-- Start GIVEN DATA --

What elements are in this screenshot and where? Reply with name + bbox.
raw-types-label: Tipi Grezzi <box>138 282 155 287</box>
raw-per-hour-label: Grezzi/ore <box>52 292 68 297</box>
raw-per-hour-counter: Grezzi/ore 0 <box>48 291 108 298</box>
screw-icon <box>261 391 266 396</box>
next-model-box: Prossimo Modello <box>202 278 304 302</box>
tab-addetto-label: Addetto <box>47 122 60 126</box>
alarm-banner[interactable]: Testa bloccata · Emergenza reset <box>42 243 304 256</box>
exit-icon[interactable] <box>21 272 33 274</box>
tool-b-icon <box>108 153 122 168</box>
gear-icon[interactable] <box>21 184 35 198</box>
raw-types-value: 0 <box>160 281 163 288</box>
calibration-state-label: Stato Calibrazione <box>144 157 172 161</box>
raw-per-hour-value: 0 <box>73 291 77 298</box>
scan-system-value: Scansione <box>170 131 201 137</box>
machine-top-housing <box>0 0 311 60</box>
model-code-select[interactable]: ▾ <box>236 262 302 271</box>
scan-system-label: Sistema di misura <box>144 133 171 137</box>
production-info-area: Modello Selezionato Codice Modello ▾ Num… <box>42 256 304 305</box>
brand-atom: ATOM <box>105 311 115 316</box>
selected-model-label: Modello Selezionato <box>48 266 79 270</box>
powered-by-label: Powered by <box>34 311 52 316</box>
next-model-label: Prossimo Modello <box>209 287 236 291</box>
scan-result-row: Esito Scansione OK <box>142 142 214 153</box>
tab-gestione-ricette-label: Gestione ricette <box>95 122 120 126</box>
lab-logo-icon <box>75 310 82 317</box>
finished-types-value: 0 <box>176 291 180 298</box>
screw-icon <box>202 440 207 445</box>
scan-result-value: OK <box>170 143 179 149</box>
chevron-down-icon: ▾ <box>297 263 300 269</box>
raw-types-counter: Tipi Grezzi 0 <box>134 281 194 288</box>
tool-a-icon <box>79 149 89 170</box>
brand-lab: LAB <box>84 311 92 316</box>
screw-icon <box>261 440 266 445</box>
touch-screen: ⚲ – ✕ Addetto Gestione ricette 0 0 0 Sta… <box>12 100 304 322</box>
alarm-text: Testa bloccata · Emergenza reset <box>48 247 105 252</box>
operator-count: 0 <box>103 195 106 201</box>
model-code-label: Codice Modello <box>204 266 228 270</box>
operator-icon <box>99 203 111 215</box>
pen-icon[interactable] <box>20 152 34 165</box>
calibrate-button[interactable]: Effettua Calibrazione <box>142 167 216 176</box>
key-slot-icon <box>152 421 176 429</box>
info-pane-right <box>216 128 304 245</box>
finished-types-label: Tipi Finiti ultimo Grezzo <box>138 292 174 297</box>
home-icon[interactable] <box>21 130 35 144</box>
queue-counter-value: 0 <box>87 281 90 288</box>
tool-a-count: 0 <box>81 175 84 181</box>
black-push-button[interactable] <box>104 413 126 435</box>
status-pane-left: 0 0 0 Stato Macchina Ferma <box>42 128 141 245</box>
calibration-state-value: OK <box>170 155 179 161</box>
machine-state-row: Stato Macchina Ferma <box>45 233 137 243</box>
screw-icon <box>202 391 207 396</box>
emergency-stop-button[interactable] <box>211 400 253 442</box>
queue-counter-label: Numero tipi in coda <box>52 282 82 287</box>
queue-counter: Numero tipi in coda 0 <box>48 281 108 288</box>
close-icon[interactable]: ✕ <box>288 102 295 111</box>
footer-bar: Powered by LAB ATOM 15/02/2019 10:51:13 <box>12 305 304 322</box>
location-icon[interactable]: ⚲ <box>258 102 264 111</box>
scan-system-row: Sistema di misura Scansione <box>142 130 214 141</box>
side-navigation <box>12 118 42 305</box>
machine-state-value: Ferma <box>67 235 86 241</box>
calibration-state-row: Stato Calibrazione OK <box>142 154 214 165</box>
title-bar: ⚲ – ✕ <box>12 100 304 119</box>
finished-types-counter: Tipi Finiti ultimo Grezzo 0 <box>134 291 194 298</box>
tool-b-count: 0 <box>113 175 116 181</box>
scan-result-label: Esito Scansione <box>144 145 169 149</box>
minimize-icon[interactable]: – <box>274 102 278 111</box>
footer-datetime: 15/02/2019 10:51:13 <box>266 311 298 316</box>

-- End GIVEN DATA --

Output the entire listing above verbatim, every line in its original order and unchanged.

(OUTPUT OF THE TASK):
What elements are in this screenshot and where? Reply with name + bbox.
raw-types-label: Tipi Grezzi <box>138 282 155 287</box>
raw-per-hour-label: Grezzi/ore <box>52 292 68 297</box>
raw-per-hour-counter: Grezzi/ore 0 <box>48 291 108 298</box>
screw-icon <box>261 391 266 396</box>
next-model-box: Prossimo Modello <box>202 278 304 302</box>
tab-addetto-label: Addetto <box>47 122 60 126</box>
alarm-banner[interactable]: Testa bloccata · Emergenza reset <box>42 243 304 256</box>
exit-icon[interactable] <box>21 272 33 274</box>
tool-b-icon <box>108 153 122 168</box>
gear-icon[interactable] <box>21 184 35 198</box>
raw-types-value: 0 <box>160 281 163 288</box>
calibration-state-label: Stato Calibrazione <box>144 157 172 161</box>
raw-per-hour-value: 0 <box>73 291 77 298</box>
scan-system-value: Scansione <box>170 131 201 137</box>
machine-top-housing <box>0 0 311 60</box>
model-code-select[interactable]: ▾ <box>236 262 302 271</box>
scan-system-label: Sistema di misura <box>144 133 171 137</box>
production-info-area: Modello Selezionato Codice Modello ▾ Num… <box>42 256 304 305</box>
brand-atom: ATOM <box>105 311 115 316</box>
selected-model-label: Modello Selezionato <box>48 266 79 270</box>
powered-by-label: Powered by <box>34 311 52 316</box>
next-model-label: Prossimo Modello <box>209 287 236 291</box>
scan-result-row: Esito Scansione OK <box>142 142 214 153</box>
tab-gestione-ricette-label: Gestione ricette <box>95 122 120 126</box>
lab-logo-icon <box>75 310 82 317</box>
finished-types-value: 0 <box>176 291 180 298</box>
screw-icon <box>202 440 207 445</box>
scan-result-value: OK <box>170 143 179 149</box>
chevron-down-icon: ▾ <box>297 263 300 269</box>
raw-types-counter: Tipi Grezzi 0 <box>134 281 194 288</box>
tool-a-icon <box>79 149 89 170</box>
brand-lab: LAB <box>84 311 92 316</box>
screw-icon <box>261 440 266 445</box>
touch-screen: ⚲ – ✕ Addetto Gestione ricette 0 0 0 Sta… <box>12 100 304 322</box>
alarm-text: Testa bloccata · Emergenza reset <box>48 247 105 252</box>
operator-count: 0 <box>103 195 106 201</box>
model-code-label: Codice Modello <box>204 266 228 270</box>
operator-icon <box>99 203 111 215</box>
pen-icon[interactable] <box>20 152 34 165</box>
calibrate-button[interactable]: Effettua Calibrazione <box>142 167 216 176</box>
key-slot-icon <box>152 421 176 429</box>
info-pane-right <box>216 128 304 245</box>
finished-types-label: Tipi Finiti ultimo Grezzo <box>138 292 174 297</box>
home-icon[interactable] <box>21 130 35 144</box>
queue-counter-value: 0 <box>87 281 90 288</box>
tool-a-count: 0 <box>81 175 84 181</box>
black-push-button[interactable] <box>104 413 126 435</box>
status-pane-left: 0 0 0 Stato Macchina Ferma <box>42 128 141 245</box>
calibration-state-value: OK <box>170 155 179 161</box>
machine-state-row: Stato Macchina Ferma <box>45 233 137 243</box>
screw-icon <box>202 391 207 396</box>
emergency-stop-button[interactable] <box>211 400 253 442</box>
queue-counter-label: Numero tipi in coda <box>52 282 82 287</box>
queue-counter: Numero tipi in coda 0 <box>48 281 108 288</box>
close-icon[interactable]: ✕ <box>288 102 295 111</box>
footer-bar: Powered by LAB ATOM 15/02/2019 10:51:13 <box>12 305 304 322</box>
location-icon[interactable]: ⚲ <box>258 102 264 111</box>
scan-system-row: Sistema di misura Scansione <box>142 130 214 141</box>
side-navigation <box>12 118 42 305</box>
machine-state-value: Ferma <box>67 235 86 241</box>
calibration-state-row: Stato Calibrazione OK <box>142 154 214 165</box>
title-bar: ⚲ – ✕ <box>12 100 304 119</box>
finished-types-counter: Tipi Finiti ultimo Grezzo 0 <box>134 291 194 298</box>
tool-b-count: 0 <box>113 175 116 181</box>
scan-result-label: Esito Scansione <box>144 145 169 149</box>
minimize-icon[interactable]: – <box>274 102 278 111</box>
footer-datetime: 15/02/2019 10:51:13 <box>266 311 298 316</box>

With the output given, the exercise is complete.